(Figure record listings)
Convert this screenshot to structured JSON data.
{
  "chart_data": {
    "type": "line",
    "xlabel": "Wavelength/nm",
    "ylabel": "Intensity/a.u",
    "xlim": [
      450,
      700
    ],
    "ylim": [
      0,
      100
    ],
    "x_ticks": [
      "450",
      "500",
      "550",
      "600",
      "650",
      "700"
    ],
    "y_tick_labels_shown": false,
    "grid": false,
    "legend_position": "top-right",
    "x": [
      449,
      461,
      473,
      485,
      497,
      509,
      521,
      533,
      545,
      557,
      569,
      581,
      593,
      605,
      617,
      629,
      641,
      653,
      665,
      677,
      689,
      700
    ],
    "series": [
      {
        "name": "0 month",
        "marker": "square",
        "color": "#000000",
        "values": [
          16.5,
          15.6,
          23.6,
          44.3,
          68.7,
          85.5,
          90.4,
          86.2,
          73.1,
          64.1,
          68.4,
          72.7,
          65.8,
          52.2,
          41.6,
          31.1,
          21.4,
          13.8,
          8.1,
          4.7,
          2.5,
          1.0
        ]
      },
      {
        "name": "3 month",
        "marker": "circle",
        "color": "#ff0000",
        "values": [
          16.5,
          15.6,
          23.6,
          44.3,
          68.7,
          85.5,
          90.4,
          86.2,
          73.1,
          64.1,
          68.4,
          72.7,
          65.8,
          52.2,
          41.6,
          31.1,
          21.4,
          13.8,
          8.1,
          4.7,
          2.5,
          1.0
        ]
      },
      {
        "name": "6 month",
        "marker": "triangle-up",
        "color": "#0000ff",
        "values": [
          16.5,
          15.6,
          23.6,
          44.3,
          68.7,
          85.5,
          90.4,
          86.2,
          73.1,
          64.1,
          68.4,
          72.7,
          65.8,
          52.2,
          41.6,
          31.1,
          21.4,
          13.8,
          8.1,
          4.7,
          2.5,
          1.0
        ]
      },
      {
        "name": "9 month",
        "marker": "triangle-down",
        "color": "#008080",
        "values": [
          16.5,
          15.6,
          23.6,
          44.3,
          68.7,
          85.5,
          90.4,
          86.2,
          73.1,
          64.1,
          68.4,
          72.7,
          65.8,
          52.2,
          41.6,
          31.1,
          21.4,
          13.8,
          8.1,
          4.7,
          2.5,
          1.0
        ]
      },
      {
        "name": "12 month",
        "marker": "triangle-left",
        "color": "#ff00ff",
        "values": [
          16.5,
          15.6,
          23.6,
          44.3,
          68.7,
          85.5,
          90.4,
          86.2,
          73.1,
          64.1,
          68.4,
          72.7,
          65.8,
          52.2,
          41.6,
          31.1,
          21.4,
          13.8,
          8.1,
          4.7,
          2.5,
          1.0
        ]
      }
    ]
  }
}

§ **Exercise description**: Search the lines for the string "triangle" and copy every line that has it.

§ **The solution**:
        "marker": "triangle-up",
        "marker": "triangle-down",
        "marker": "triangle-left",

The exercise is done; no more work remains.